**Directive**
Transcribe every entry below word for word, but skip the pictures.
>>>>>
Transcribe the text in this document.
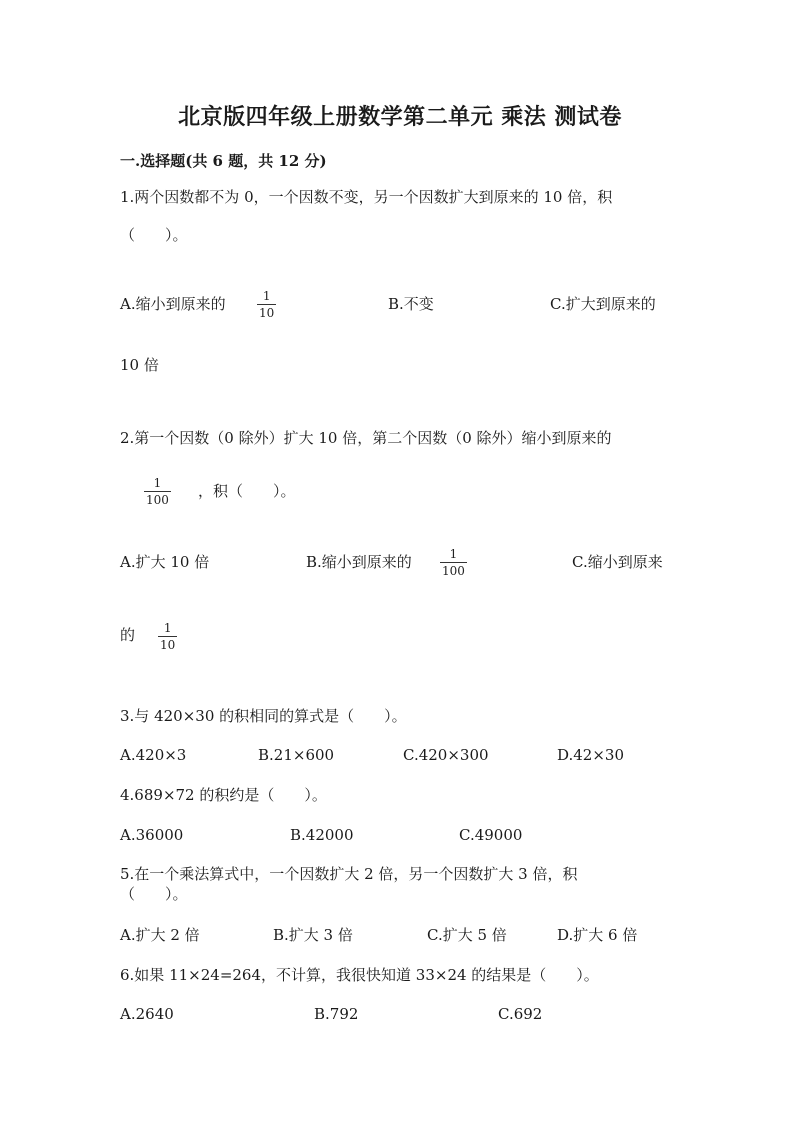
北京版四年级上册数学第二单元 乘法 测试卷
一.选择题(共 6 题，共 12 分)
1.两个因数都不为 0，一个因数不变，另一个因数扩大到原来的 10 倍，积
（　　）。
A.缩小到原来的	1
10	B.不变	C.扩大到原来的
10 倍
2.第一个因数（0 除外）扩大 10 倍，第二个因数（0 除外）缩小到原来的
1
100 ，积（　　）。
A.扩大 10 倍	B.缩小到原来的	1
100	C.缩小到原来
的 1
10
3.与 420×30 的积相同的算式是（　　）。
A.420×3	B.21×600	C.420×300	D.42×30
4.689×72 的积约是（　　）。
A.36000	B.42000	C.49000
5.在一个乘法算式中，一个因数扩大 2 倍，另一个因数扩大 3 倍，积
（　　）。
A.扩大 2 倍	B.扩大 3 倍	C.扩大 5 倍	D.扩大 6 倍
6.如果 11×24=264，不计算，我很快知道 33×24 的结果是（　　）。
A.2640	B.792	C.692
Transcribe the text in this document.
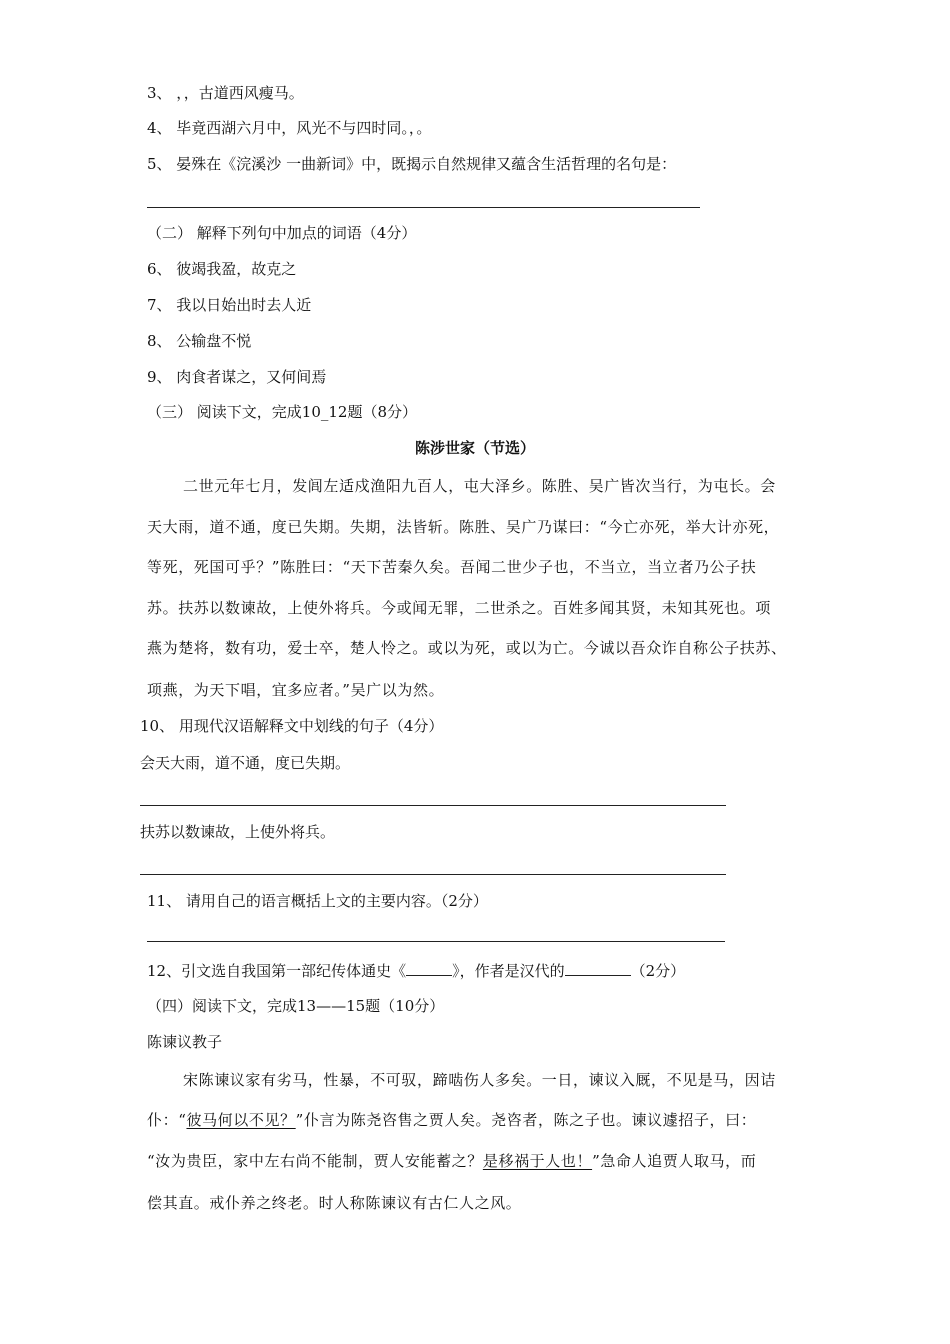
3、 ，，古道西风瘦马。
4、 毕竟西湖六月中，风光不与四时同。，。
5、 晏殊在《浣溪沙 一曲新词》中，既揭示自然规律又蕴含生活哲理的名句是：
（二） 解释下列句中加点的词语（4分）
6、 彼竭我盈，故克之
7、 我以日始出时去人近
8、 公输盘不悦
9、 肉食者谋之，又何间焉
（三） 阅读下文，完成10_12题（8分）
陈涉世家（节选）
二世元年七月，发闾左适戍渔阳九百人，屯大泽乡。陈胜、吴广皆次当行，为屯长。会
天大雨，道不通，度已失期。失期，法皆斩。陈胜、吴广乃谋曰：“今亡亦死，举大计亦死，
等死，死国可乎？”陈胜曰：“天下苦秦久矣。吾闻二世少子也，不当立，当立者乃公子扶
苏。扶苏以数谏故，上使外将兵。今或闻无罪，二世杀之。百姓多闻其贤，未知其死也。项
燕为楚将，数有功，爱士卒，楚人怜之。或以为死，或以为亡。今诚以吾众诈自称公子扶苏、
项燕，为天下唱，宜多应者。”吴广以为然。
10、 用现代汉语解释文中划线的句子（4分）
会天大雨，道不通，度已失期。
扶苏以数谏故，上使外将兵。
11、 请用自己的语言概括上文的主要内容。（2分）
12、引文选自我国第一部纪传体通史《	》，作者是汉代的	（2分）
（四）阅读下文，完成13——15题（10分）
陈谏议教子
宋陈谏议家有劣马，性暴，不可驭，蹄啮伤人多矣。一日，谏议入厩，不见是马，因诘
仆：“彼马何以不见？”仆言为陈尧咨售之贾人矣。尧咨者，陈之子也。谏议遽招子，曰：
“汝为贵臣，家中左右尚不能制，贾人安能蓄之？是移祸于人也！”急命人追贾人取马，而
偿其直。戒仆养之终老。时人称陈谏议有古仁人之风。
<<<<<
**Expected answer**
Transcribe the text in this document.
北京版四年级上册数学第二单元 乘法 测试卷
一.选择题(共 6 题，共 12 分)
1.两个因数都不为 0，一个因数不变，另一个因数扩大到原来的 10 倍，积
（　　）。
A.缩小到原来的	1
10	B.不变	C.扩大到原来的
10 倍
2.第一个因数（0 除外）扩大 10 倍，第二个因数（0 除外）缩小到原来的
1
100 ，积（　　）。
A.扩大 10 倍	B.缩小到原来的	1
100	C.缩小到原来
的 1
10
3.与 420×30 的积相同的算式是（　　）。
A.420×3	B.21×600	C.420×300	D.42×30
4.689×72 的积约是（　　）。
A.36000	B.42000	C.49000
5.在一个乘法算式中，一个因数扩大 2 倍，另一个因数扩大 3 倍，积
（　　）。
A.扩大 2 倍	B.扩大 3 倍	C.扩大 5 倍	D.扩大 6 倍
6.如果 11×24=264，不计算，我很快知道 33×24 的结果是（　　）。
A.2640	B.792	C.692
Transcribe the text in this document.
3、 ，，古道西风瘦马。
4、 毕竟西湖六月中，风光不与四时同。，。
5、 晏殊在《浣溪沙 一曲新词》中，既揭示自然规律又蕴含生活哲理的名句是：
（二） 解释下列句中加点的词语（4分）
6、 彼竭我盈，故克之
7、 我以日始出时去人近
8、 公输盘不悦
9、 肉食者谋之，又何间焉
（三） 阅读下文，完成10_12题（8分）
陈涉世家（节选）
二世元年七月，发闾左适戍渔阳九百人，屯大泽乡。陈胜、吴广皆次当行，为屯长。会
天大雨，道不通，度已失期。失期，法皆斩。陈胜、吴广乃谋曰：“今亡亦死，举大计亦死，
等死，死国可乎？”陈胜曰：“天下苦秦久矣。吾闻二世少子也，不当立，当立者乃公子扶
苏。扶苏以数谏故，上使外将兵。今或闻无罪，二世杀之。百姓多闻其贤，未知其死也。项
燕为楚将，数有功，爱士卒，楚人怜之。或以为死，或以为亡。今诚以吾众诈自称公子扶苏、
项燕，为天下唱，宜多应者。”吴广以为然。
10、 用现代汉语解释文中划线的句子（4分）
会天大雨，道不通，度已失期。
扶苏以数谏故，上使外将兵。
11、 请用自己的语言概括上文的主要内容。（2分）
12、引文选自我国第一部纪传体通史《	》，作者是汉代的	（2分）
（四）阅读下文，完成13——15题（10分）
陈谏议教子
宋陈谏议家有劣马，性暴，不可驭，蹄啮伤人多矣。一日，谏议入厩，不见是马，因诘
仆：“彼马何以不见？”仆言为陈尧咨售之贾人矣。尧咨者，陈之子也。谏议遽招子，曰：
“汝为贵臣，家中左右尚不能制，贾人安能蓄之？是移祸于人也！”急命人追贾人取马，而
偿其直。戒仆养之终老。时人称陈谏议有古仁人之风。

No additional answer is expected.